_WHAT IS NEEDED_
Every line below must be reproduced exactly. Copy them all.
■ ■ ■ ■ ■ ■ ■
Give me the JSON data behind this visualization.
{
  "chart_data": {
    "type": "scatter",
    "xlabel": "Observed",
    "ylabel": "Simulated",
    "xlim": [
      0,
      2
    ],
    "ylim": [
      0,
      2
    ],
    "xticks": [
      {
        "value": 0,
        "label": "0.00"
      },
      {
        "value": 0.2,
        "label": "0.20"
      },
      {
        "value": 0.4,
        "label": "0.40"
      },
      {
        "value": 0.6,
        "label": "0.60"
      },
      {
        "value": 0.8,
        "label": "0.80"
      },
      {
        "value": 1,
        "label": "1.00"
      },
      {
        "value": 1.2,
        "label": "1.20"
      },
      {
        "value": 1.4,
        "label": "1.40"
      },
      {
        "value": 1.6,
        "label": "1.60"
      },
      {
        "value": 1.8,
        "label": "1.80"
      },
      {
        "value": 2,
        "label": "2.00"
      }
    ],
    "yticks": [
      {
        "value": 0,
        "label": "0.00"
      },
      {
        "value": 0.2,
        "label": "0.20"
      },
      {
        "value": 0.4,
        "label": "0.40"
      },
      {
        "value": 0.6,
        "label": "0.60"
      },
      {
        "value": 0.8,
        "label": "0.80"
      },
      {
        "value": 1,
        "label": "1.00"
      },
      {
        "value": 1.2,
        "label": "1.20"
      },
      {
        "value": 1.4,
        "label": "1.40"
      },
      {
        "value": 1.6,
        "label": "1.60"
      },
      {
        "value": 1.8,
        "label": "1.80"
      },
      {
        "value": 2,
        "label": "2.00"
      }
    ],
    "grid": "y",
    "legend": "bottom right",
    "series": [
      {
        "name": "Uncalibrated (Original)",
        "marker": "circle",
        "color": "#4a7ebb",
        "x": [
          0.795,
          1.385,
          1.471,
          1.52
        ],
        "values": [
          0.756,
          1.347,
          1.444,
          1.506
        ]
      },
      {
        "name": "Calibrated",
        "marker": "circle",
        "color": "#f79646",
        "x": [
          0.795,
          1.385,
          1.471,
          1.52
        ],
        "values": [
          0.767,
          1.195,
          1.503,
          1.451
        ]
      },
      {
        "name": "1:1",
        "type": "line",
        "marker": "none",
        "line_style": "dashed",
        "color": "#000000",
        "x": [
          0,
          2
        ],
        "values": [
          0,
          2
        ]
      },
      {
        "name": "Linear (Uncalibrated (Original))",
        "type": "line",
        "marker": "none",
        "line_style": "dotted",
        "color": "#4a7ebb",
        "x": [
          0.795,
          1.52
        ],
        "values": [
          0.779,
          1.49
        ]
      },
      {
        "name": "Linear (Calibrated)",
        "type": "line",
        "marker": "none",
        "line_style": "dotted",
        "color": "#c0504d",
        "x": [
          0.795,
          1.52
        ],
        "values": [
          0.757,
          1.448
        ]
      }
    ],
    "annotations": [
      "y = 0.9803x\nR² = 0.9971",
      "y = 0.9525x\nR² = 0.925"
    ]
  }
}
■ ■ ■ ■ ■ ■ ■
_RESPONSE BELOW_
Give me the JSON data behind this visualization.
{
  "chart_data": {
    "type": "scatter",
    "xlabel": "Observed",
    "ylabel": "Simulated",
    "xlim": [
      0,
      2
    ],
    "ylim": [
      0,
      2
    ],
    "xticks": [
      {
        "value": 0,
        "label": "0.00"
      },
      {
        "value": 0.2,
        "label": "0.20"
      },
      {
        "value": 0.4,
        "label": "0.40"
      },
      {
        "value": 0.6,
        "label": "0.60"
      },
      {
        "value": 0.8,
        "label": "0.80"
      },
      {
        "value": 1,
        "label": "1.00"
      },
      {
        "value": 1.2,
        "label": "1.20"
      },
      {
        "value": 1.4,
        "label": "1.40"
      },
      {
        "value": 1.6,
        "label": "1.60"
      },
      {
        "value": 1.8,
        "label": "1.80"
      },
      {
        "value": 2,
        "label": "2.00"
      }
    ],
    "yticks": [
      {
        "value": 0,
        "label": "0.00"
      },
      {
        "value": 0.2,
        "label": "0.20"
      },
      {
        "value": 0.4,
        "label": "0.40"
      },
      {
        "value": 0.6,
        "label": "0.60"
      },
      {
        "value": 0.8,
        "label": "0.80"
      },
      {
        "value": 1,
        "label": "1.00"
      },
      {
        "value": 1.2,
        "label": "1.20"
      },
      {
        "value": 1.4,
        "label": "1.40"
      },
      {
        "value": 1.6,
        "label": "1.60"
      },
      {
        "value": 1.8,
        "label": "1.80"
      },
      {
        "value": 2,
        "label": "2.00"
      }
    ],
    "grid": "y",
    "legend": "bottom right",
    "series": [
      {
        "name": "Uncalibrated (Original)",
        "marker": "circle",
        "color": "#4a7ebb",
        "x": [
          0.795,
          1.385,
          1.471,
          1.52
        ],
        "values": [
          0.756,
          1.347,
          1.444,
          1.506
        ]
      },
      {
        "name": "Calibrated",
        "marker": "circle",
        "color": "#f79646",
        "x": [
          0.795,
          1.385,
          1.471,
          1.52
        ],
        "values": [
          0.767,
          1.195,
          1.503,
          1.451
        ]
      },
      {
        "name": "1:1",
        "type": "line",
        "marker": "none",
        "line_style": "dashed",
        "color": "#000000",
        "x": [
          0,
          2
        ],
        "values": [
          0,
          2
        ]
      },
      {
        "name": "Linear (Uncalibrated (Original))",
        "type": "line",
        "marker": "none",
        "line_style": "dotted",
        "color": "#4a7ebb",
        "x": [
          0.795,
          1.52
        ],
        "values": [
          0.779,
          1.49
        ]
      },
      {
        "name": "Linear (Calibrated)",
        "type": "line",
        "marker": "none",
        "line_style": "dotted",
        "color": "#c0504d",
        "x": [
          0.795,
          1.52
        ],
        "values": [
          0.757,
          1.448
        ]
      }
    ],
    "annotations": [
      "y = 0.9803x\nR² = 0.9971",
      "y = 0.9525x\nR² = 0.925"
    ]
  }
}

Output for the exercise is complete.